DIRECTIONS FOR THIS TASK
Return every line of the listing exactly as written.

RECORD EXTRACTS
[Start of section]
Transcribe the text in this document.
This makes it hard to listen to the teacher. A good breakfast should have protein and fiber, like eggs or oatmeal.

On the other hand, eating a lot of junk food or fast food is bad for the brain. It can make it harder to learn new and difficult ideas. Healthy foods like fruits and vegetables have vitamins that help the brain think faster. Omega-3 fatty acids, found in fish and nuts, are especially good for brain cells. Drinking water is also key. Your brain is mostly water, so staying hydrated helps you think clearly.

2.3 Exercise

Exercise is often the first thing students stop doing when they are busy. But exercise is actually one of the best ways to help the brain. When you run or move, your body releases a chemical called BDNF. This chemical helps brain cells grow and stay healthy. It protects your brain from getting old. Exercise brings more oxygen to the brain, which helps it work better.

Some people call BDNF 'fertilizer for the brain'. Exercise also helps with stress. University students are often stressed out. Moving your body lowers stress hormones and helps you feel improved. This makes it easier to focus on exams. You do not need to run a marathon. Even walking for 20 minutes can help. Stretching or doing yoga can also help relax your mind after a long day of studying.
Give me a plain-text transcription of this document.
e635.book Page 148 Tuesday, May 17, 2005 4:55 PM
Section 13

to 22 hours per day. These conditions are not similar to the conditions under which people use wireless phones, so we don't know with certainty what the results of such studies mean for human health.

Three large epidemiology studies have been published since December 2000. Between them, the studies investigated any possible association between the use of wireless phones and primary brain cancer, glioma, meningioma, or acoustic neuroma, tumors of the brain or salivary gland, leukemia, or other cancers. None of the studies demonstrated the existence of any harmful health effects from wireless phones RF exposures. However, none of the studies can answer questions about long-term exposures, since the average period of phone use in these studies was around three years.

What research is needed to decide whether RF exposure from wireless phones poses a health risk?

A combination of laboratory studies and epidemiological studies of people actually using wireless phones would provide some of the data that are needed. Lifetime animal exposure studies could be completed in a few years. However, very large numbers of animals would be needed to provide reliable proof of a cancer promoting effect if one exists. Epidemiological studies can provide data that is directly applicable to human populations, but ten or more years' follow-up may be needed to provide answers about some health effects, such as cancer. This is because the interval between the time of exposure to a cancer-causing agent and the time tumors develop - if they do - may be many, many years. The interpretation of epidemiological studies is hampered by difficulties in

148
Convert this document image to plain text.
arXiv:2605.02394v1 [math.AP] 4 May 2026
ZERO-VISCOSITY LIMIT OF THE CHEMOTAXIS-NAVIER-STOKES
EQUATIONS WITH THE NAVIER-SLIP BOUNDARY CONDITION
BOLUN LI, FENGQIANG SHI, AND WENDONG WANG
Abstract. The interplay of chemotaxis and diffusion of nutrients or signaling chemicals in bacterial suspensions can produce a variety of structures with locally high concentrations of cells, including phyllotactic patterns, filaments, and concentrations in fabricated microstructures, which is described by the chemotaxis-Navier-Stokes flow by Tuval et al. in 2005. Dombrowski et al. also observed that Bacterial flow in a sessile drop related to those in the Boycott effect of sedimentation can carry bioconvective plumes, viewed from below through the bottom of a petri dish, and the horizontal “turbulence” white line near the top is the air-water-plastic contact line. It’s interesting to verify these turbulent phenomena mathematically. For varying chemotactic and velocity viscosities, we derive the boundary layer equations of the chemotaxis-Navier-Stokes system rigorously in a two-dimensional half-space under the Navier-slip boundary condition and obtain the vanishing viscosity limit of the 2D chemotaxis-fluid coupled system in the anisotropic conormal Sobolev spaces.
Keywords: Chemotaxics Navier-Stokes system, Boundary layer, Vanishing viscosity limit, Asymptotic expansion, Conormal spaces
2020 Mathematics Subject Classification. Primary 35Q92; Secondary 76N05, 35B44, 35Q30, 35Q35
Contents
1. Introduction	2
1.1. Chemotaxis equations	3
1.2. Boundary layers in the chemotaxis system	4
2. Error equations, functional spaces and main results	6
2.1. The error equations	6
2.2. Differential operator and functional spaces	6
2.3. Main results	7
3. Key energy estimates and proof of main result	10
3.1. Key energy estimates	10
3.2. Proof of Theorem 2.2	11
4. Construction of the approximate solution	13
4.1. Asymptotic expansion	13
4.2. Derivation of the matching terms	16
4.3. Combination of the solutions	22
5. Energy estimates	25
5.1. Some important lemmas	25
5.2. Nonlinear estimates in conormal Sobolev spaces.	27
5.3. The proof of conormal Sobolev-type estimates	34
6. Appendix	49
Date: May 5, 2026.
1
[End of section]
ANSWER FOR THE TASK
Transcribe the text in this document.
This makes it hard to listen to the teacher. A good breakfast should have protein and fiber, like eggs or oatmeal.

On the other hand, eating a lot of junk food or fast food is bad for the brain. It can make it harder to learn new and difficult ideas. Healthy foods like fruits and vegetables have vitamins that help the brain think faster. Omega-3 fatty acids, found in fish and nuts, are especially good for brain cells. Drinking water is also key. Your brain is mostly water, so staying hydrated helps you think clearly.

2.3 Exercise

Exercise is often the first thing students stop doing when they are busy. But exercise is actually one of the best ways to help the brain. When you run or move, your body releases a chemical called BDNF. This chemical helps brain cells grow and stay healthy. It protects your brain from getting old. Exercise brings more oxygen to the brain, which helps it work better.

Some people call BDNF 'fertilizer for the brain'. Exercise also helps with stress. University students are often stressed out. Moving your body lowers stress hormones and helps you feel improved. This makes it easier to focus on exams. You do not need to run a marathon. Even walking for 20 minutes can help. Stretching or doing yoga can also help relax your mind after a long day of studying.
Give me a plain-text transcription of this document.
e635.book Page 148 Tuesday, May 17, 2005 4:55 PM
Section 13

to 22 hours per day. These conditions are not similar to the conditions under which people use wireless phones, so we don't know with certainty what the results of such studies mean for human health.

Three large epidemiology studies have been published since December 2000. Between them, the studies investigated any possible association between the use of wireless phones and primary brain cancer, glioma, meningioma, or acoustic neuroma, tumors of the brain or salivary gland, leukemia, or other cancers. None of the studies demonstrated the existence of any harmful health effects from wireless phones RF exposures. However, none of the studies can answer questions about long-term exposures, since the average period of phone use in these studies was around three years.

What research is needed to decide whether RF exposure from wireless phones poses a health risk?

A combination of laboratory studies and epidemiological studies of people actually using wireless phones would provide some of the data that are needed. Lifetime animal exposure studies could be completed in a few years. However, very large numbers of animals would be needed to provide reliable proof of a cancer promoting effect if one exists. Epidemiological studies can provide data that is directly applicable to human populations, but ten or more years' follow-up may be needed to provide answers about some health effects, such as cancer. This is because the interval between the time of exposure to a cancer-causing agent and the time tumors develop - if they do - may be many, many years. The interpretation of epidemiological studies is hampered by difficulties in

148
Convert this document image to plain text.
arXiv:2605.02394v1 [math.AP] 4 May 2026
ZERO-VISCOSITY LIMIT OF THE CHEMOTAXIS-NAVIER-STOKES
EQUATIONS WITH THE NAVIER-SLIP BOUNDARY CONDITION
BOLUN LI, FENGQIANG SHI, AND WENDONG WANG
Abstract. The interplay of chemotaxis and diffusion of nutrients or signaling chemicals in bacterial suspensions can produce a variety of structures with locally high concentrations of cells, including phyllotactic patterns, filaments, and concentrations in fabricated microstructures, which is described by the chemotaxis-Navier-Stokes flow by Tuval et al. in 2005. Dombrowski et al. also observed that Bacterial flow in a sessile drop related to those in the Boycott effect of sedimentation can carry bioconvective plumes, viewed from below through the bottom of a petri dish, and the horizontal “turbulence” white line near the top is the air-water-plastic contact line. It’s interesting to verify these turbulent phenomena mathematically. For varying chemotactic and velocity viscosities, we derive the boundary layer equations of the chemotaxis-Navier-Stokes system rigorously in a two-dimensional half-space under the Navier-slip boundary condition and obtain the vanishing viscosity limit of the 2D chemotaxis-fluid coupled system in the anisotropic conormal Sobolev spaces.
Keywords: Chemotaxics Navier-Stokes system, Boundary layer, Vanishing viscosity limit, Asymptotic expansion, Conormal spaces
2020 Mathematics Subject Classification. Primary 35Q92; Secondary 76N05, 35B44, 35Q30, 35Q35
Contents
1. Introduction	2
1.1. Chemotaxis equations	3
1.2. Boundary layers in the chemotaxis system	4
2. Error equations, functional spaces and main results	6
2.1. The error equations	6
2.2. Differential operator and functional spaces	6
2.3. Main results	7
3. Key energy estimates and proof of main result	10
3.1. Key energy estimates	10
3.2. Proof of Theorem 2.2	11
4. Construction of the approximate solution	13
4.1. Asymptotic expansion	13
4.2. Derivation of the matching terms	16
4.3. Combination of the solutions	22
5. Energy estimates	25
5.1. Some important lemmas	25
5.2. Nonlinear estimates in conormal Sobolev spaces.	27
5.3. The proof of conormal Sobolev-type estimates	34
6. Appendix	49
Date: May 5, 2026.
1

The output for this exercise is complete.